▶ _INSTRUCTIONS FOR THE TASK_
Using the records below, locate all lines containing "image" and return them.

▶ _ENTRIES_
------------
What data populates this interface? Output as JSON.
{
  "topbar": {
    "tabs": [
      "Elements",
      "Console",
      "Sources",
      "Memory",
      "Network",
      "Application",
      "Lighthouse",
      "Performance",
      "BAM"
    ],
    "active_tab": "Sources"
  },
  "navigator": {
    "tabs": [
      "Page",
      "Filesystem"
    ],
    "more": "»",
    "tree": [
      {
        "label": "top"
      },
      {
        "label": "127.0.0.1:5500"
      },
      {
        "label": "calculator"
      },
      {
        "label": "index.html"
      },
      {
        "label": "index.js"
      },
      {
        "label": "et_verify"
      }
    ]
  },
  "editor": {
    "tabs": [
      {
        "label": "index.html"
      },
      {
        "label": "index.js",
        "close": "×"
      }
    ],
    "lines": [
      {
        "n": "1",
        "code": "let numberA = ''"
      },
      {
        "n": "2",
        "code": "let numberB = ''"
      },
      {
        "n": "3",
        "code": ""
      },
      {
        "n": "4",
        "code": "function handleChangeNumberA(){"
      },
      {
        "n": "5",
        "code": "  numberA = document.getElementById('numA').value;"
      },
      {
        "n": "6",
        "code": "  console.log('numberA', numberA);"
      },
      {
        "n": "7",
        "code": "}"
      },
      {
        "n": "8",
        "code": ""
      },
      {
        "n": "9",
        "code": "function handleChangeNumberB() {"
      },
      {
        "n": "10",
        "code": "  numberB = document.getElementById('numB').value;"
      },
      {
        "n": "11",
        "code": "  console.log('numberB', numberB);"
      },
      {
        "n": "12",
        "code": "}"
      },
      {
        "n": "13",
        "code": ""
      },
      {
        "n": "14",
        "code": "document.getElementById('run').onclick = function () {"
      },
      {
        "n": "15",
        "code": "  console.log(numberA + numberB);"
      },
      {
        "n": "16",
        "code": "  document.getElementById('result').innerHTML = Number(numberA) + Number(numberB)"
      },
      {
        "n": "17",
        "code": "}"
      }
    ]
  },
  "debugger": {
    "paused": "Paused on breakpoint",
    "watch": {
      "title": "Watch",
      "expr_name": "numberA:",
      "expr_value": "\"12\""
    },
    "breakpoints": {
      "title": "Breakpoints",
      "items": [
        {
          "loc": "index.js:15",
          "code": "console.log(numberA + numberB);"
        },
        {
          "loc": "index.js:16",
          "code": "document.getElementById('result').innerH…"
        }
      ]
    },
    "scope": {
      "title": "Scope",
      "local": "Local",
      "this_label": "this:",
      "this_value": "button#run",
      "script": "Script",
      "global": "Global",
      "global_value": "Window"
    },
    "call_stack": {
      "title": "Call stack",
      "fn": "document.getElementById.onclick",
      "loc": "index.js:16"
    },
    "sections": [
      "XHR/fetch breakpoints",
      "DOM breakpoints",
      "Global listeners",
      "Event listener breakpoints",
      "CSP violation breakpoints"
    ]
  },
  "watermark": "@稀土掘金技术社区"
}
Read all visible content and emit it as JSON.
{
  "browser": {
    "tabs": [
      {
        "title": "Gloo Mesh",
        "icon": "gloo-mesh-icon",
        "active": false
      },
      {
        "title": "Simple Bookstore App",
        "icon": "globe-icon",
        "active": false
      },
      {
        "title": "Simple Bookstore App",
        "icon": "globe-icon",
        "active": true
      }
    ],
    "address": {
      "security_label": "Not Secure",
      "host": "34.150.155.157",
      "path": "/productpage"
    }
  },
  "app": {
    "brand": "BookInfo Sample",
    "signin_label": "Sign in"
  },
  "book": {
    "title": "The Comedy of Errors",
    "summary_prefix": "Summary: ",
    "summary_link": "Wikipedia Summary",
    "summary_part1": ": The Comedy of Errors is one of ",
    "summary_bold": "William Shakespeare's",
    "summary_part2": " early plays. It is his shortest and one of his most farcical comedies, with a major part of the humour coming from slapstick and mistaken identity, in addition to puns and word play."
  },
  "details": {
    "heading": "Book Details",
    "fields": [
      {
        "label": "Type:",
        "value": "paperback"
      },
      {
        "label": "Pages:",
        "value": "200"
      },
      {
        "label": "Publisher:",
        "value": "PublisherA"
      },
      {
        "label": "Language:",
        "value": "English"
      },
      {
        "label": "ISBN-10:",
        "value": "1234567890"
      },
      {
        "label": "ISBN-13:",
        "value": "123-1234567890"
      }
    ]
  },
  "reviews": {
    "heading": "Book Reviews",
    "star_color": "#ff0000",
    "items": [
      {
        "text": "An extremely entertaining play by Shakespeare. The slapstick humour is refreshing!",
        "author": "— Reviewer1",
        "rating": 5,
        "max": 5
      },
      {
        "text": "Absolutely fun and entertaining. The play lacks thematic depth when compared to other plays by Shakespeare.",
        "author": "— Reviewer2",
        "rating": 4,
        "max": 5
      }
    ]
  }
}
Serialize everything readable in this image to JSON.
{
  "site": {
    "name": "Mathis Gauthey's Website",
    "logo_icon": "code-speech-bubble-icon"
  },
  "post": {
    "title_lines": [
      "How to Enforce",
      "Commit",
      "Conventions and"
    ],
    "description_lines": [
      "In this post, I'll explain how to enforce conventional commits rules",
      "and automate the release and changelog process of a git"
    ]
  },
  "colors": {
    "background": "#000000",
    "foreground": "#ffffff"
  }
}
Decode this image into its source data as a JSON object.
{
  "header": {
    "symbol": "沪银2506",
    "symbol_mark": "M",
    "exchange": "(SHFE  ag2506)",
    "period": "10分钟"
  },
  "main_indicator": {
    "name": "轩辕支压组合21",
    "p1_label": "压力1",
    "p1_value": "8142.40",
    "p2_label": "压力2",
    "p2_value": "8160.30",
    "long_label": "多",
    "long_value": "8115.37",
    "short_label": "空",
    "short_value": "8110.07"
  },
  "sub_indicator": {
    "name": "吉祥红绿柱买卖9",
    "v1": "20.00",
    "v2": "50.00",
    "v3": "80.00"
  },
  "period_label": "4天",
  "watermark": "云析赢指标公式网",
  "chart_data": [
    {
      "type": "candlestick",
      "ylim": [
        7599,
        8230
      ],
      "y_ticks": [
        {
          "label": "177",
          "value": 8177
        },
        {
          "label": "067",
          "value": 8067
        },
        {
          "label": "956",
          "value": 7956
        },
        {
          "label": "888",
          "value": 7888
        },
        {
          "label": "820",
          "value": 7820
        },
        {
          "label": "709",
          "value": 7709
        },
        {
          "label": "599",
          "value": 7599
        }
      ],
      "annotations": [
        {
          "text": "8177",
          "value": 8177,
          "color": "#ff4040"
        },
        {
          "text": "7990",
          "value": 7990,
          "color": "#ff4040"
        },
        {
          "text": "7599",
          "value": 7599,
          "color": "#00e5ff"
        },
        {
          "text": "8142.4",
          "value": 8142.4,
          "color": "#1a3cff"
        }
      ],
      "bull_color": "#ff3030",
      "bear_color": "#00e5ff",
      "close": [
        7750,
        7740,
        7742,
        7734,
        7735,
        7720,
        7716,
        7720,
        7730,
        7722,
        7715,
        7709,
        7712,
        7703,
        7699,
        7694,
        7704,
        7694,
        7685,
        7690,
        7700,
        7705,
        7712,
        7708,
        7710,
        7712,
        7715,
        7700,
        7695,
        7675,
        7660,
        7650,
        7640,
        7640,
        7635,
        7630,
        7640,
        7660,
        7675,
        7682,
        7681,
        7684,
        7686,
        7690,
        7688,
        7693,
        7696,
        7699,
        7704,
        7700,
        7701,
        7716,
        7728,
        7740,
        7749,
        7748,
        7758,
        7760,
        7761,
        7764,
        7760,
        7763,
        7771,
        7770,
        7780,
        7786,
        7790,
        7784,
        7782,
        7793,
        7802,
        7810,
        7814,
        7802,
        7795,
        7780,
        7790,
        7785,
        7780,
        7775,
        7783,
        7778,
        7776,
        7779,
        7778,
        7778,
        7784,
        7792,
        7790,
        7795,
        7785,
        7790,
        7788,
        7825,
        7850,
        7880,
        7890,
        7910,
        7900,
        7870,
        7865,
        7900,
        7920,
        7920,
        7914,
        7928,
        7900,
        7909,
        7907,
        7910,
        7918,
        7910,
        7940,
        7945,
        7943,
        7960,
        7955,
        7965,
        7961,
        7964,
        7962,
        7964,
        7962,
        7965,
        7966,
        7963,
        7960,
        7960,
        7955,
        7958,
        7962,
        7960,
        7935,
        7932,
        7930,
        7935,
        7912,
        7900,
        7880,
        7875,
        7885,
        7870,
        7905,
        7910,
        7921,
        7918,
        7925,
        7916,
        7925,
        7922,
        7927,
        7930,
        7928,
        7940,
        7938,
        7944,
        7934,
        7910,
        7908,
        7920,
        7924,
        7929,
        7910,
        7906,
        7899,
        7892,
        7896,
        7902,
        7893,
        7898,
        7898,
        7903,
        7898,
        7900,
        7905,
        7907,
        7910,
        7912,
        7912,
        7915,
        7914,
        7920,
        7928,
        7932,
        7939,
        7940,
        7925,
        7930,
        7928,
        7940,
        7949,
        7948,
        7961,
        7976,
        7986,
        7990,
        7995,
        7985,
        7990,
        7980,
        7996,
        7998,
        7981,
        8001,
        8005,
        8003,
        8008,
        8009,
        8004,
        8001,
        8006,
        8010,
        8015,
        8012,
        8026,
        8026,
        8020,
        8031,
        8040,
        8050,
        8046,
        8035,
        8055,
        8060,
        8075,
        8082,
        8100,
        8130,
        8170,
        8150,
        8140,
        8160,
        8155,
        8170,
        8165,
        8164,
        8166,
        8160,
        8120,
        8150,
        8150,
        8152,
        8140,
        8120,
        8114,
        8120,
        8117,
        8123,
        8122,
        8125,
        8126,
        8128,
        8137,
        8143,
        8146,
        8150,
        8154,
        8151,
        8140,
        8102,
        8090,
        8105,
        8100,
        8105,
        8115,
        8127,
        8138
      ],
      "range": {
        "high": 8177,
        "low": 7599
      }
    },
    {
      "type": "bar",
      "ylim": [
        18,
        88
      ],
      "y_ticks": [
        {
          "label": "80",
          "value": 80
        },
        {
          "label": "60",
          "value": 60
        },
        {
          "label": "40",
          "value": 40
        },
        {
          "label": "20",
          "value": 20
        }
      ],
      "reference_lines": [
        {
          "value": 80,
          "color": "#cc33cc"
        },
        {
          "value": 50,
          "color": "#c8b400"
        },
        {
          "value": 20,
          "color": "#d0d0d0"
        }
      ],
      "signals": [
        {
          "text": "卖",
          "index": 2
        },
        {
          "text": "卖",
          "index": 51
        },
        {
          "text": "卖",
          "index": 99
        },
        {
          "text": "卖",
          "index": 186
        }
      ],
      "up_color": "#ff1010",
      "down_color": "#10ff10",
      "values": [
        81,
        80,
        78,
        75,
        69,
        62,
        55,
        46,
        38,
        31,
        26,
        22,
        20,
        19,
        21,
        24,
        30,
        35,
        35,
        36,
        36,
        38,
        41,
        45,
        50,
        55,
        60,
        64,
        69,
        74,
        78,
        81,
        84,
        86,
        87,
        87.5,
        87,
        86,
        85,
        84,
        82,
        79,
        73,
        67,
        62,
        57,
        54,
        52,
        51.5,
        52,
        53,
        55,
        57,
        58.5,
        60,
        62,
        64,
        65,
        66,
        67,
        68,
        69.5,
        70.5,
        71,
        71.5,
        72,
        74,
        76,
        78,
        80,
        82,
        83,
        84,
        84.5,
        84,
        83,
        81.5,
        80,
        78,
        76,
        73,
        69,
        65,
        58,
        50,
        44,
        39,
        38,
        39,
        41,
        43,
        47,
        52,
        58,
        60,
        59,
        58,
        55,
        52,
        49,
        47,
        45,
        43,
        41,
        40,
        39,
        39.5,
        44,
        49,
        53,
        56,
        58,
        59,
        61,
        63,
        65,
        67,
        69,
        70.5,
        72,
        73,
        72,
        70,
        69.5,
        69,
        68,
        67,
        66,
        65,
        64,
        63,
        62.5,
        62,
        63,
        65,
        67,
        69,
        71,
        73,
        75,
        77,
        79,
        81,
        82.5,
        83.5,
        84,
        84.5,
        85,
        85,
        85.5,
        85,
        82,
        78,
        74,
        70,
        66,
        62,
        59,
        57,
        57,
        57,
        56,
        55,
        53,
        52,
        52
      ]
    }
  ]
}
------------
▶ _RESPONSE TO THIS EXERCISE_
Serialize everything readable in this image to JSON.
Decode this image into its source data as a JSON object.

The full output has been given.